## Start Given data
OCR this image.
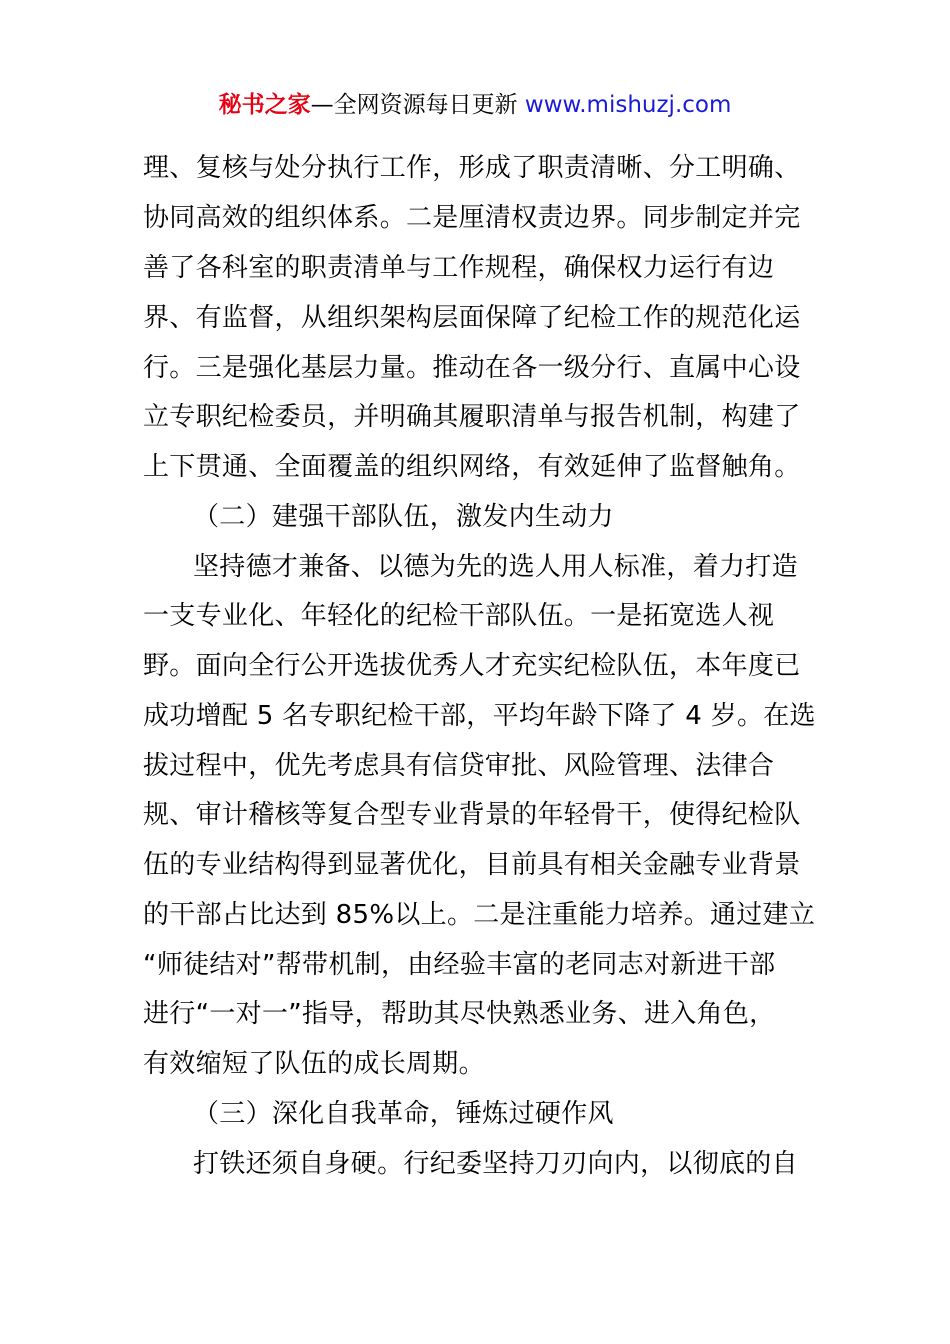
秘书之家—全网资源每日更新 www.mishuzj.com
理、复核与处分执行工作，形成了职责清晰、分工明确、
协同高效的组织体系。二是厘清权责边界。同步制定并完
善了各科室的职责清单与工作规程，确保权力运行有边
界、有监督，从组织架构层面保障了纪检工作的规范化运
行。三是强化基层力量。推动在各一级分行、直属中心设
立专职纪检委员，并明确其履职清单与报告机制，构建了
上下贯通、全面覆盖的组织网络，有效延伸了监督触角。
（二）建强干部队伍，激发内生动力
坚持德才兼备、以德为先的选人用人标准，着力打造
一支专业化、年轻化的纪检干部队伍。一是拓宽选人视
野。面向全行公开选拔优秀人才充实纪检队伍，本年度已
成功增配 5 名专职纪检干部，平均年龄下降了 4 岁。在选
拔过程中，优先考虑具有信贷审批、风险管理、法律合
规、审计稽核等复合型专业背景的年轻骨干，使得纪检队
伍的专业结构得到显著优化，目前具有相关金融专业背景
的干部占比达到 85%以上。二是注重能力培养。通过建立
“师徒结对”帮带机制，由经验丰富的老同志对新进干部
进行“一对一”指导，帮助其尽快熟悉业务、进入角色，
有效缩短了队伍的成长周期。
（三）深化自我革命，锤炼过硬作风
打铁还须自身硬。行纪委坚持刀刃向内，以彻底的自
## End Given data
Short problem:
Print each of the records above exactly as written, leaving no picture in the copy.

Completed task:
OCR this image.
秘书之家—全网资源每日更新 www.mishuzj.com
理、复核与处分执行工作，形成了职责清晰、分工明确、
协同高效的组织体系。二是厘清权责边界。同步制定并完
善了各科室的职责清单与工作规程，确保权力运行有边
界、有监督，从组织架构层面保障了纪检工作的规范化运
行。三是强化基层力量。推动在各一级分行、直属中心设
立专职纪检委员，并明确其履职清单与报告机制，构建了
上下贯通、全面覆盖的组织网络，有效延伸了监督触角。
（二）建强干部队伍，激发内生动力
坚持德才兼备、以德为先的选人用人标准，着力打造
一支专业化、年轻化的纪检干部队伍。一是拓宽选人视
野。面向全行公开选拔优秀人才充实纪检队伍，本年度已
成功增配 5 名专职纪检干部，平均年龄下降了 4 岁。在选
拔过程中，优先考虑具有信贷审批、风险管理、法律合
规、审计稽核等复合型专业背景的年轻骨干，使得纪检队
伍的专业结构得到显著优化，目前具有相关金融专业背景
的干部占比达到 85%以上。二是注重能力培养。通过建立
“师徒结对”帮带机制，由经验丰富的老同志对新进干部
进行“一对一”指导，帮助其尽快熟悉业务、进入角色，
有效缩短了队伍的成长周期。
（三）深化自我革命，锤炼过硬作风
打铁还须自身硬。行纪委坚持刀刃向内，以彻底的自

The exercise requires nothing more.